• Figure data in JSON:
<<<<
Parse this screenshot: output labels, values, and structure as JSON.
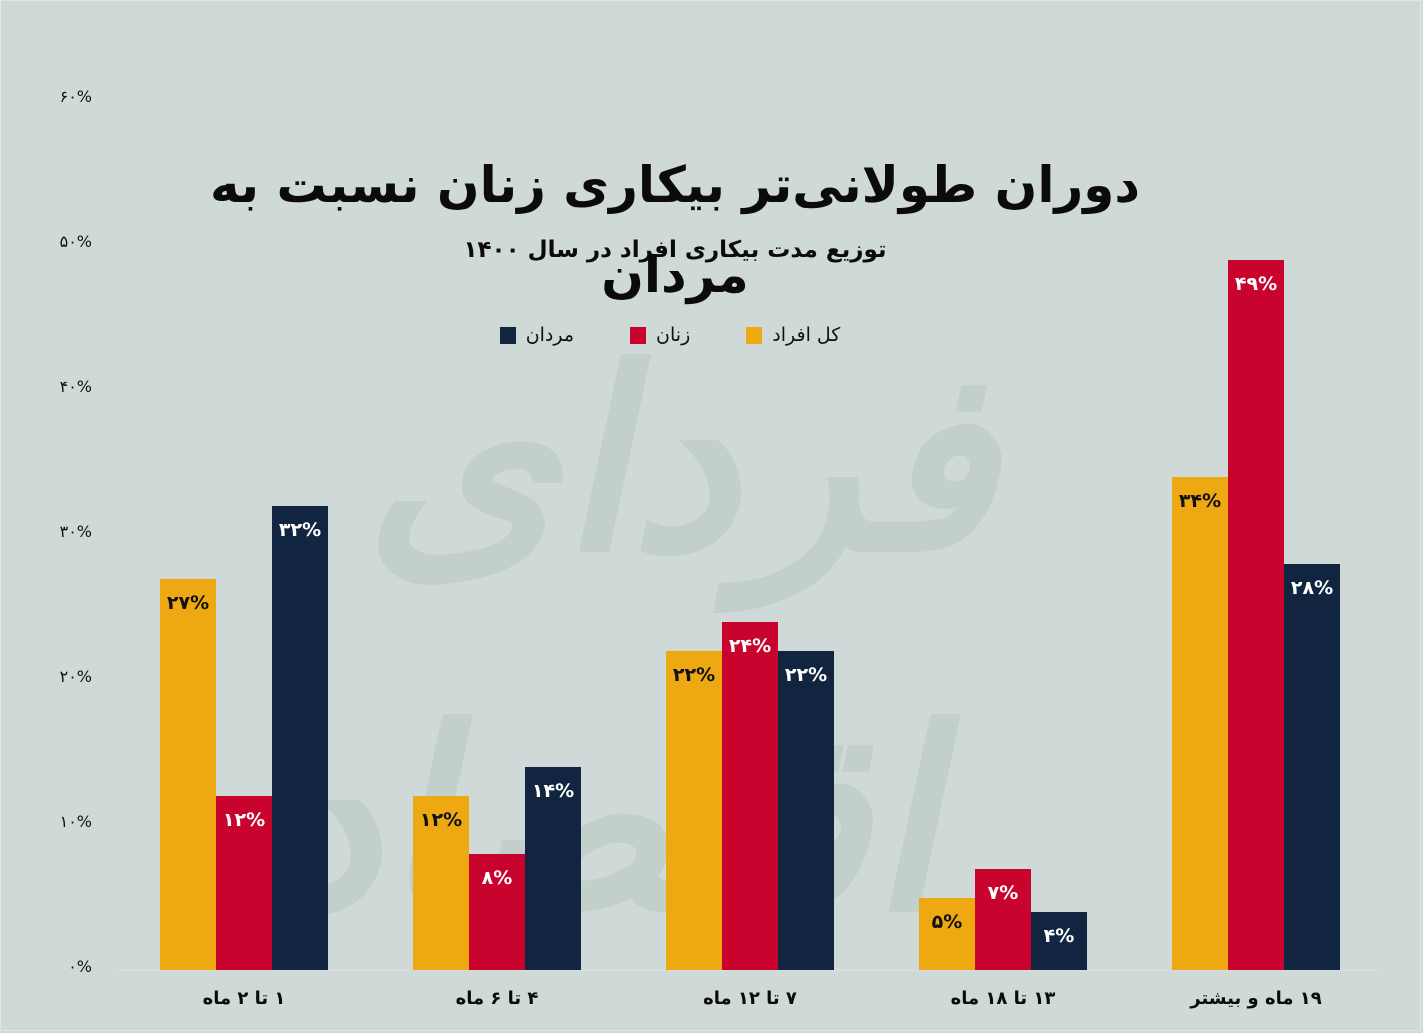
{
  "title": "دوران طولانی‌تر بیکاری زنان نسبت به مردان",
  "subtitle": "توزیع مدت بیکاری افراد در سال ۱۴۰۰",
  "watermark": "فردای اقتصاد",
  "colors": {
    "background": "#cfd9d7",
    "total": "#eea812",
    "women": "#c8032d",
    "men": "#112541"
  },
  "legend": [
    {
      "key": "total",
      "label": "کل افراد",
      "color": "#eea812"
    },
    {
      "key": "women",
      "label": "زنان",
      "color": "#c8032d"
    },
    {
      "key": "men",
      "label": "مردان",
      "color": "#112541"
    }
  ],
  "y_axis": {
    "ticks": [
      "۰%",
      "۱۰%",
      "۲۰%",
      "۳۰%",
      "۴۰%",
      "۵۰%",
      "۶۰%"
    ]
  },
  "chart_data": {
    "type": "bar",
    "title": "دوران طولانی‌تر بیکاری زنان نسبت به مردان",
    "subtitle": "توزیع مدت بیکاری افراد در سال ۱۴۰۰",
    "xlabel": "",
    "ylabel": "",
    "ylim": [
      0,
      60
    ],
    "y_ticks": [
      0,
      10,
      20,
      30,
      40,
      50,
      60
    ],
    "y_tick_labels": [
      "۰%",
      "۱۰%",
      "۲۰%",
      "۳۰%",
      "۴۰%",
      "۵۰%",
      "۶۰%"
    ],
    "grid": false,
    "legend_position": "top-center",
    "categories": [
      "۱ تا ۲ ماه",
      "۴ تا ۶ ماه",
      "۷ تا ۱۲ ماه",
      "۱۳ تا ۱۸ ماه",
      "۱۹ ماه و بیشتر"
    ],
    "series": [
      {
        "name": "کل افراد",
        "color": "#eea812",
        "values": [
          27,
          12,
          22,
          5,
          34
        ],
        "labels": [
          "۲۷%",
          "۱۲%",
          "۲۲%",
          "۵%",
          "۳۴%"
        ]
      },
      {
        "name": "زنان",
        "color": "#c8032d",
        "values": [
          12,
          8,
          24,
          7,
          49
        ],
        "labels": [
          "۱۲%",
          "۸%",
          "۲۴%",
          "۷%",
          "۴۹%"
        ]
      },
      {
        "name": "مردان",
        "color": "#112541",
        "values": [
          32,
          14,
          22,
          4,
          28
        ],
        "labels": [
          "۳۲%",
          "۱۴%",
          "۲۲%",
          "۴%",
          "۲۸%"
        ]
      }
    ]
  }
}
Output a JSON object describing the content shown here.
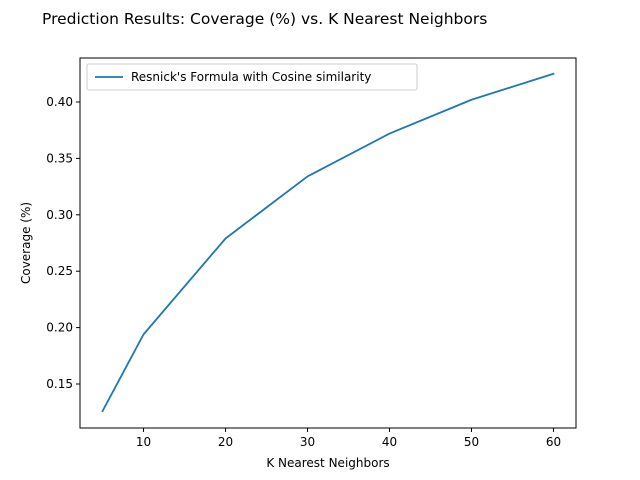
{
  "chart_data": {
    "type": "line",
    "title": "Prediction Results: Coverage (%) vs.  K Nearest Neighbors",
    "xlabel": "K Nearest Neighbors",
    "ylabel": "Coverage (%)",
    "xlim": [
      2.25,
      62.75
    ],
    "ylim": [
      0.111,
      0.439
    ],
    "xticks": [
      10,
      20,
      30,
      40,
      50,
      60
    ],
    "yticks": [
      0.15,
      0.2,
      0.25,
      0.3,
      0.35,
      0.4
    ],
    "grid": false,
    "legend_position": "top-left",
    "series": [
      {
        "name": "Resnick's Formula with Cosine similarity",
        "color": "#1f77b4",
        "x": [
          5,
          10,
          20,
          30,
          40,
          50,
          60
        ],
        "y": [
          0.126,
          0.194,
          0.279,
          0.334,
          0.372,
          0.402,
          0.425
        ]
      }
    ]
  }
}
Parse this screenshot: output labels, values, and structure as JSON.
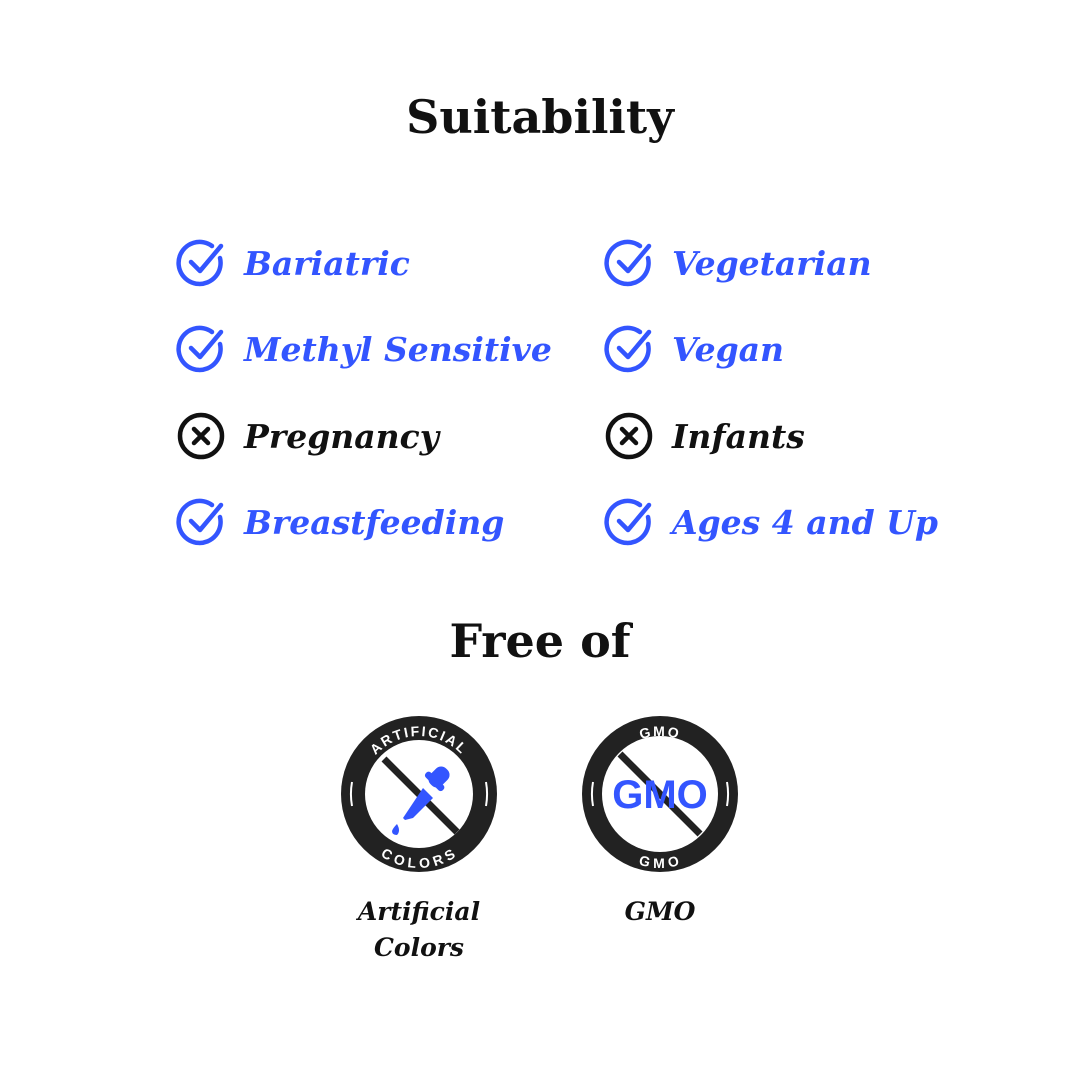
{
  "suitability": {
    "title": "Suitability",
    "items": [
      {
        "label": "Bariatric",
        "suitable": true
      },
      {
        "label": "Vegetarian",
        "suitable": true
      },
      {
        "label": "Methyl Sensitive",
        "suitable": true
      },
      {
        "label": "Vegan",
        "suitable": true
      },
      {
        "label": "Pregnancy",
        "suitable": false
      },
      {
        "label": "Infants",
        "suitable": false
      },
      {
        "label": "Breastfeeding",
        "suitable": true
      },
      {
        "label": "Ages 4 and Up",
        "suitable": true
      }
    ]
  },
  "free_of": {
    "title": "Free of",
    "badges": [
      {
        "label_line1": "Artificial",
        "label_line2": "Colors",
        "ring_top": "ARTIFICIAL",
        "ring_bottom": "COLORS",
        "icon": "dropper-icon"
      },
      {
        "label_line1": "GMO",
        "ring_top": "GMO",
        "ring_bottom": "GMO",
        "center_text": "GMO",
        "icon": "gmo-text"
      }
    ]
  },
  "colors": {
    "accent": "#3355ff",
    "dark": "#222222"
  }
}
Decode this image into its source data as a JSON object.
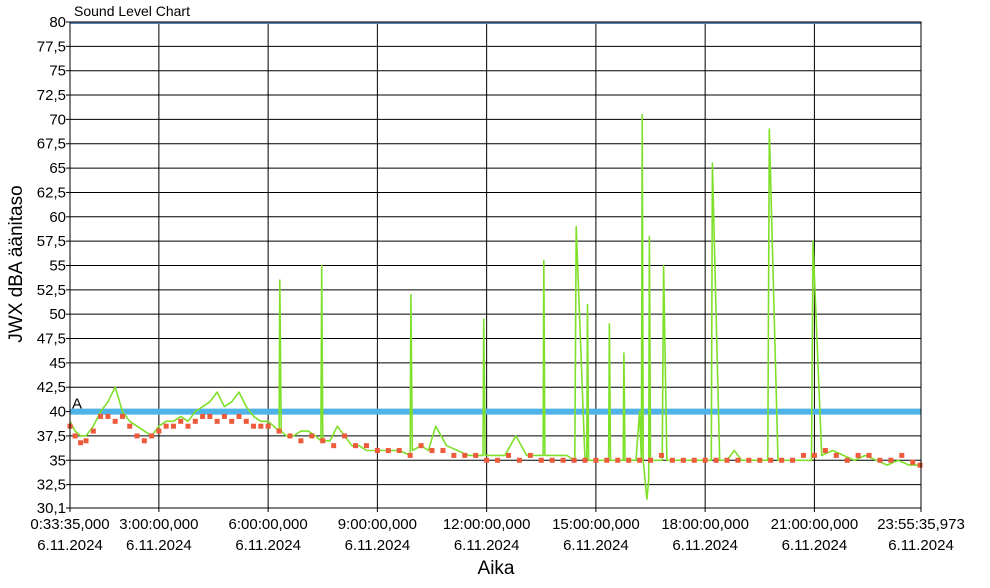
{
  "chart_data": {
    "type": "line",
    "title": "Sound Level Chart",
    "xlabel": "Aika",
    "ylabel": "JWX dBA äänitaso",
    "ylim": [
      30.1,
      80
    ],
    "y_ticks": [
      "30,1",
      "32,5",
      "35",
      "37,5",
      "40",
      "42,5",
      "45",
      "47,5",
      "50",
      "52,5",
      "55",
      "57,5",
      "60",
      "62,5",
      "65",
      "67,5",
      "70",
      "72,5",
      "75",
      "77,5",
      "80"
    ],
    "y_tick_values": [
      30.1,
      32.5,
      35,
      37.5,
      40,
      42.5,
      45,
      47.5,
      50,
      52.5,
      55,
      57.5,
      60,
      62.5,
      65,
      67.5,
      70,
      72.5,
      75,
      77.5,
      80
    ],
    "x_range_hours": [
      0.5597,
      23.9267
    ],
    "x_ticks": [
      {
        "time": "0:33:35,000",
        "date": "6.11.2024",
        "hour": 0.5597
      },
      {
        "time": "3:00:00,000",
        "date": "6.11.2024",
        "hour": 3
      },
      {
        "time": "6:00:00,000",
        "date": "6.11.2024",
        "hour": 6
      },
      {
        "time": "9:00:00,000",
        "date": "6.11.2024",
        "hour": 9
      },
      {
        "time": "12:00:00,000",
        "date": "6.11.2024",
        "hour": 12
      },
      {
        "time": "15:00:00,000",
        "date": "6.11.2024",
        "hour": 15
      },
      {
        "time": "18:00:00,000",
        "date": "6.11.2024",
        "hour": 18
      },
      {
        "time": "21:00:00,000",
        "date": "6.11.2024",
        "hour": 21
      },
      {
        "time": "23:55:35,973",
        "date": "6.11.2024",
        "hour": 23.9267
      }
    ],
    "threshold": {
      "value": 40,
      "label": "A",
      "color": "#4fb3e8"
    },
    "grid": true,
    "colors": {
      "line": "#7fe02a",
      "marker": "#ee5a3c",
      "grid": "#000000",
      "top_line": "#5a7fb0"
    },
    "series": [
      {
        "kind": "peak-line",
        "x": [
          0.56,
          0.7,
          0.85,
          1.0,
          1.2,
          1.4,
          1.6,
          1.8,
          2.0,
          2.2,
          2.4,
          2.6,
          2.8,
          3.0,
          3.2,
          3.4,
          3.6,
          3.8,
          4.0,
          4.2,
          4.4,
          4.6,
          4.8,
          5.0,
          5.2,
          5.4,
          5.6,
          5.8,
          6.0,
          6.15,
          6.3,
          6.32,
          6.36,
          6.5,
          6.7,
          6.9,
          7.1,
          7.3,
          7.45,
          7.47,
          7.5,
          7.7,
          7.9,
          8.1,
          8.3,
          8.5,
          8.7,
          8.9,
          9.1,
          9.3,
          9.6,
          9.9,
          9.92,
          9.96,
          10.2,
          10.4,
          10.6,
          10.9,
          11.2,
          11.5,
          11.9,
          11.92,
          11.96,
          12.2,
          12.5,
          12.8,
          13.1,
          13.4,
          13.55,
          13.57,
          13.6,
          13.9,
          14.2,
          14.4,
          14.42,
          14.46,
          14.7,
          14.75,
          14.77,
          14.8,
          15.1,
          15.3,
          15.35,
          15.37,
          15.4,
          15.6,
          15.75,
          15.77,
          15.8,
          16.0,
          16.1,
          16.2,
          16.25,
          16.27,
          16.3,
          16.4,
          16.45,
          16.47,
          16.5,
          16.7,
          16.8,
          16.82,
          16.86,
          16.95,
          16.97,
          17.0,
          17.2,
          17.4,
          17.6,
          17.8,
          18.0,
          18.15,
          18.17,
          18.2,
          18.4,
          18.6,
          18.8,
          19.0,
          19.2,
          19.5,
          19.7,
          19.72,
          19.76,
          20.0,
          20.3,
          20.6,
          20.9,
          20.92,
          20.96,
          21.2,
          21.5,
          21.8,
          22.1,
          22.4,
          22.7,
          23.0,
          23.3,
          23.6,
          23.9
        ],
        "y": [
          39,
          38,
          37.5,
          37.5,
          38.5,
          40,
          41,
          42.5,
          40,
          39,
          38.5,
          38,
          37.5,
          38.5,
          39,
          39,
          39.5,
          39,
          40,
          40.5,
          41,
          42,
          40.5,
          41,
          42,
          40.5,
          39.5,
          39,
          39,
          38.5,
          38,
          53.5,
          38,
          37.5,
          37.5,
          38,
          38,
          37.5,
          37,
          55,
          37,
          37,
          38.5,
          37.5,
          36.5,
          36.5,
          36,
          36,
          36,
          36,
          36,
          35.5,
          52,
          36,
          36.5,
          36,
          38.5,
          36.5,
          36,
          35.5,
          35.5,
          49.5,
          35.5,
          35.5,
          35.5,
          37.5,
          35.5,
          35.5,
          35.5,
          55.5,
          35.5,
          35.5,
          35.5,
          35,
          35,
          59,
          35,
          35,
          51,
          35,
          35,
          35,
          35,
          49,
          35,
          35,
          35,
          46,
          35,
          35,
          35,
          40,
          35,
          70.5,
          35,
          31,
          33,
          58,
          35,
          35,
          35,
          35,
          55,
          35,
          35,
          35,
          35,
          35,
          35,
          35,
          35,
          35,
          35,
          65.5,
          35,
          35,
          36,
          35,
          35,
          35,
          35,
          35,
          69,
          35,
          35,
          35,
          35,
          35,
          57.5,
          35.5,
          36,
          35.5,
          35,
          35.5,
          35,
          34.5,
          35,
          34.5,
          34.5
        ]
      },
      {
        "kind": "markers",
        "x": [
          0.56,
          0.7,
          0.85,
          1.0,
          1.2,
          1.4,
          1.6,
          1.8,
          2.0,
          2.2,
          2.4,
          2.6,
          2.8,
          3.0,
          3.2,
          3.4,
          3.6,
          3.8,
          4.0,
          4.2,
          4.4,
          4.6,
          4.8,
          5.0,
          5.2,
          5.4,
          5.6,
          5.8,
          6.0,
          6.3,
          6.6,
          6.9,
          7.2,
          7.5,
          7.8,
          8.1,
          8.4,
          8.7,
          9.0,
          9.3,
          9.6,
          9.9,
          10.2,
          10.5,
          10.8,
          11.1,
          11.4,
          11.7,
          12.0,
          12.3,
          12.6,
          12.9,
          13.2,
          13.5,
          13.8,
          14.1,
          14.4,
          14.7,
          15.0,
          15.3,
          15.6,
          15.9,
          16.2,
          16.5,
          16.8,
          17.1,
          17.4,
          17.7,
          18.0,
          18.3,
          18.6,
          18.9,
          19.2,
          19.5,
          19.8,
          20.1,
          20.4,
          20.7,
          21.0,
          21.3,
          21.6,
          21.9,
          22.2,
          22.5,
          22.8,
          23.1,
          23.4,
          23.7,
          23.9
        ],
        "y": [
          38.5,
          37.5,
          36.8,
          37,
          38,
          39.5,
          39.5,
          39,
          39.5,
          38.5,
          37.5,
          37,
          37.5,
          38,
          38.5,
          38.5,
          39,
          38.5,
          39,
          39.5,
          39.5,
          39,
          39.5,
          39,
          39.5,
          39,
          38.5,
          38.5,
          38.5,
          38,
          37.5,
          37,
          37.5,
          37,
          36.5,
          37.5,
          36.5,
          36.5,
          36,
          36,
          36,
          35.5,
          36.5,
          36,
          36,
          35.5,
          35.5,
          35.5,
          35,
          35,
          35.5,
          35,
          35.5,
          35,
          35,
          35,
          35,
          35,
          35,
          35,
          35,
          35,
          35,
          35,
          35.5,
          35,
          35,
          35,
          35,
          35,
          35,
          35,
          35,
          35,
          35,
          35,
          35,
          35.5,
          35.5,
          36,
          35.5,
          35,
          35.5,
          35.5,
          35,
          35,
          35.5,
          34.8,
          34.5
        ]
      }
    ]
  }
}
>>>>
Gather all lines where the word "object" appears.

Output a JSON object describing the content shown here.
Decode this image into its source data as a JSON object.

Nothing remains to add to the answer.